### Task instructions
Take the listing and print it in full, exactly as given.

### Record set

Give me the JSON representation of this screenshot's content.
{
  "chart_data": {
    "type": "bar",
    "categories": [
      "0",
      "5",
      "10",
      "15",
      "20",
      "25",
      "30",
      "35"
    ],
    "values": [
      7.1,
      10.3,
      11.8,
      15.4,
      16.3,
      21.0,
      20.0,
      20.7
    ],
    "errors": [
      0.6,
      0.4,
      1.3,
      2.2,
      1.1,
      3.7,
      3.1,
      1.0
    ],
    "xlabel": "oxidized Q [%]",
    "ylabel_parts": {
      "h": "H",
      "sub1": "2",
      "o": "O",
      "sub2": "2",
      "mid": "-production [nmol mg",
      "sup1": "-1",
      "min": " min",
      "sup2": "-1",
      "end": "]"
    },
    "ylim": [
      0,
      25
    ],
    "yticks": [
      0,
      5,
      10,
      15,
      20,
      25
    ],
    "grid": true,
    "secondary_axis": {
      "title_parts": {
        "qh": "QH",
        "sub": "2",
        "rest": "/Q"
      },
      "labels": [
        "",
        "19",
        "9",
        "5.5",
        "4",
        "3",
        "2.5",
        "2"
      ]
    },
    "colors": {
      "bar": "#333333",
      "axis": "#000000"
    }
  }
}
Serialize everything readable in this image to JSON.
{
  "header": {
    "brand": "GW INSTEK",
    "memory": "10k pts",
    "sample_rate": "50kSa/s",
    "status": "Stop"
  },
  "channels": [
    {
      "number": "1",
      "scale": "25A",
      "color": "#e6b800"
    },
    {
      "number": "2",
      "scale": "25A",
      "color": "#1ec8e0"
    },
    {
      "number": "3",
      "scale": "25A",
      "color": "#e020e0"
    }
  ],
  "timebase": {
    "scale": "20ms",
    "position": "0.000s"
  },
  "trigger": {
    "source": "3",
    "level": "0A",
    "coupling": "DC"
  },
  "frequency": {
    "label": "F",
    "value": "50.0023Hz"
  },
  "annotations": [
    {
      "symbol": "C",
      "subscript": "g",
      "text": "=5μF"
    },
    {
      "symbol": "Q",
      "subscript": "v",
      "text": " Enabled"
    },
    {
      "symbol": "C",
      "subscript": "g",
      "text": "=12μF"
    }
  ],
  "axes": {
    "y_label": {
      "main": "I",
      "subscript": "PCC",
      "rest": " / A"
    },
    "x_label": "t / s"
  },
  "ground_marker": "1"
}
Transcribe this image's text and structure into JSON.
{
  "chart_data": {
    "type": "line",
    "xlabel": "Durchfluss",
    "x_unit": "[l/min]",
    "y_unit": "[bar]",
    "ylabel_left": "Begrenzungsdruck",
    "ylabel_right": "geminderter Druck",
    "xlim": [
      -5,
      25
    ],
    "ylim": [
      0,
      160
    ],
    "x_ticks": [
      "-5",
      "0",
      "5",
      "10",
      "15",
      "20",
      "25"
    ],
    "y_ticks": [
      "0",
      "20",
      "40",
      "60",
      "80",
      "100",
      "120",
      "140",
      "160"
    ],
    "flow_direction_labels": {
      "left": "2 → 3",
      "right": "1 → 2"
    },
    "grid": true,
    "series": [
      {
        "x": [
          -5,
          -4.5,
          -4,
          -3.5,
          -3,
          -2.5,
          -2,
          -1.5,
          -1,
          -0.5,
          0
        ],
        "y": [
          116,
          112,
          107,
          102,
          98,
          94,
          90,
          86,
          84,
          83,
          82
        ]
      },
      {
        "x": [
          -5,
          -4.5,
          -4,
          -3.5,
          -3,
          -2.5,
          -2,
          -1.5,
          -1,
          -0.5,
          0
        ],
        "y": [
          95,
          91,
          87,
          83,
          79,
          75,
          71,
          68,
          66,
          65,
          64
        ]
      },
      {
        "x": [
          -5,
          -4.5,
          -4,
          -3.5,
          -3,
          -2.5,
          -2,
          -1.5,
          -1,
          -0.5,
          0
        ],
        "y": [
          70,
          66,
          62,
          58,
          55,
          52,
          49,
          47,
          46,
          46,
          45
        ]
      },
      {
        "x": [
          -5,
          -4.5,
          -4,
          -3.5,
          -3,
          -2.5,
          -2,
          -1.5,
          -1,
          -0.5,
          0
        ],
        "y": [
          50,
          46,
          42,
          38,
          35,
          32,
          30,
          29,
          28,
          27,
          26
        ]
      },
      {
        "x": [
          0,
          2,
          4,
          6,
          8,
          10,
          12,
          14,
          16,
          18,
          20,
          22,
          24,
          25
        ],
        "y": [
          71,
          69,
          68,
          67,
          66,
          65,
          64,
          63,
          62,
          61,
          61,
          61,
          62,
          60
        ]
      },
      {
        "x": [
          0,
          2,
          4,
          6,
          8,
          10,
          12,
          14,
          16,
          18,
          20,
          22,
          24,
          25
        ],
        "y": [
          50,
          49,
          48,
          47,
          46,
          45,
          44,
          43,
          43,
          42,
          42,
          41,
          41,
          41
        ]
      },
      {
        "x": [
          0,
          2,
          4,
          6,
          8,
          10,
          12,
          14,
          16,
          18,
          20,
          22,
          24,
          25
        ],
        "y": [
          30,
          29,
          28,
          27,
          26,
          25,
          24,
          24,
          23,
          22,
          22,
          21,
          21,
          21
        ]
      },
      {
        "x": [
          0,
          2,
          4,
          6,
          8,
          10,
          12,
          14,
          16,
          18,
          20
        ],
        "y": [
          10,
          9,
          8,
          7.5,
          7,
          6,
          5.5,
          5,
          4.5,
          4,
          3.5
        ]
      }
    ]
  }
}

### Problem solution
Give me the JSON representation of this screenshot's content.
{
  "chart_data": {
    "type": "bar",
    "categories": [
      "0",
      "5",
      "10",
      "15",
      "20",
      "25",
      "30",
      "35"
    ],
    "values": [
      7.1,
      10.3,
      11.8,
      15.4,
      16.3,
      21.0,
      20.0,
      20.7
    ],
    "errors": [
      0.6,
      0.4,
      1.3,
      2.2,
      1.1,
      3.7,
      3.1,
      1.0
    ],
    "xlabel": "oxidized Q [%]",
    "ylabel_parts": {
      "h": "H",
      "sub1": "2",
      "o": "O",
      "sub2": "2",
      "mid": "-production [nmol mg",
      "sup1": "-1",
      "min": " min",
      "sup2": "-1",
      "end": "]"
    },
    "ylim": [
      0,
      25
    ],
    "yticks": [
      0,
      5,
      10,
      15,
      20,
      25
    ],
    "grid": true,
    "secondary_axis": {
      "title_parts": {
        "qh": "QH",
        "sub": "2",
        "rest": "/Q"
      },
      "labels": [
        "",
        "19",
        "9",
        "5.5",
        "4",
        "3",
        "2.5",
        "2"
      ]
    },
    "colors": {
      "bar": "#333333",
      "axis": "#000000"
    }
  }
}
Serialize everything readable in this image to JSON.
{
  "header": {
    "brand": "GW INSTEK",
    "memory": "10k pts",
    "sample_rate": "50kSa/s",
    "status": "Stop"
  },
  "channels": [
    {
      "number": "1",
      "scale": "25A",
      "color": "#e6b800"
    },
    {
      "number": "2",
      "scale": "25A",
      "color": "#1ec8e0"
    },
    {
      "number": "3",
      "scale": "25A",
      "color": "#e020e0"
    }
  ],
  "timebase": {
    "scale": "20ms",
    "position": "0.000s"
  },
  "trigger": {
    "source": "3",
    "level": "0A",
    "coupling": "DC"
  },
  "frequency": {
    "label": "F",
    "value": "50.0023Hz"
  },
  "annotations": [
    {
      "symbol": "C",
      "subscript": "g",
      "text": "=5μF"
    },
    {
      "symbol": "Q",
      "subscript": "v",
      "text": " Enabled"
    },
    {
      "symbol": "C",
      "subscript": "g",
      "text": "=12μF"
    }
  ],
  "axes": {
    "y_label": {
      "main": "I",
      "subscript": "PCC",
      "rest": " / A"
    },
    "x_label": "t / s"
  },
  "ground_marker": "1"
}
Transcribe this image's text and structure into JSON.
{
  "chart_data": {
    "type": "line",
    "xlabel": "Durchfluss",
    "x_unit": "[l/min]",
    "y_unit": "[bar]",
    "ylabel_left": "Begrenzungsdruck",
    "ylabel_right": "geminderter Druck",
    "xlim": [
      -5,
      25
    ],
    "ylim": [
      0,
      160
    ],
    "x_ticks": [
      "-5",
      "0",
      "5",
      "10",
      "15",
      "20",
      "25"
    ],
    "y_ticks": [
      "0",
      "20",
      "40",
      "60",
      "80",
      "100",
      "120",
      "140",
      "160"
    ],
    "flow_direction_labels": {
      "left": "2 → 3",
      "right": "1 → 2"
    },
    "grid": true,
    "series": [
      {
        "x": [
          -5,
          -4.5,
          -4,
          -3.5,
          -3,
          -2.5,
          -2,
          -1.5,
          -1,
          -0.5,
          0
        ],
        "y": [
          116,
          112,
          107,
          102,
          98,
          94,
          90,
          86,
          84,
          83,
          82
        ]
      },
      {
        "x": [
          -5,
          -4.5,
          -4,
          -3.5,
          -3,
          -2.5,
          -2,
          -1.5,
          -1,
          -0.5,
          0
        ],
        "y": [
          95,
          91,
          87,
          83,
          79,
          75,
          71,
          68,
          66,
          65,
          64
        ]
      },
      {
        "x": [
          -5,
          -4.5,
          -4,
          -3.5,
          -3,
          -2.5,
          -2,
          -1.5,
          -1,
          -0.5,
          0
        ],
        "y": [
          70,
          66,
          62,
          58,
          55,
          52,
          49,
          47,
          46,
          46,
          45
        ]
      },
      {
        "x": [
          -5,
          -4.5,
          -4,
          -3.5,
          -3,
          -2.5,
          -2,
          -1.5,
          -1,
          -0.5,
          0
        ],
        "y": [
          50,
          46,
          42,
          38,
          35,
          32,
          30,
          29,
          28,
          27,
          26
        ]
      },
      {
        "x": [
          0,
          2,
          4,
          6,
          8,
          10,
          12,
          14,
          16,
          18,
          20,
          22,
          24,
          25
        ],
        "y": [
          71,
          69,
          68,
          67,
          66,
          65,
          64,
          63,
          62,
          61,
          61,
          61,
          62,
          60
        ]
      },
      {
        "x": [
          0,
          2,
          4,
          6,
          8,
          10,
          12,
          14,
          16,
          18,
          20,
          22,
          24,
          25
        ],
        "y": [
          50,
          49,
          48,
          47,
          46,
          45,
          44,
          43,
          43,
          42,
          42,
          41,
          41,
          41
        ]
      },
      {
        "x": [
          0,
          2,
          4,
          6,
          8,
          10,
          12,
          14,
          16,
          18,
          20,
          22,
          24,
          25
        ],
        "y": [
          30,
          29,
          28,
          27,
          26,
          25,
          24,
          24,
          23,
          22,
          22,
          21,
          21,
          21
        ]
      },
      {
        "x": [
          0,
          2,
          4,
          6,
          8,
          10,
          12,
          14,
          16,
          18,
          20
        ],
        "y": [
          10,
          9,
          8,
          7.5,
          7,
          6,
          5.5,
          5,
          4.5,
          4,
          3.5
        ]
      }
    ]
  }
}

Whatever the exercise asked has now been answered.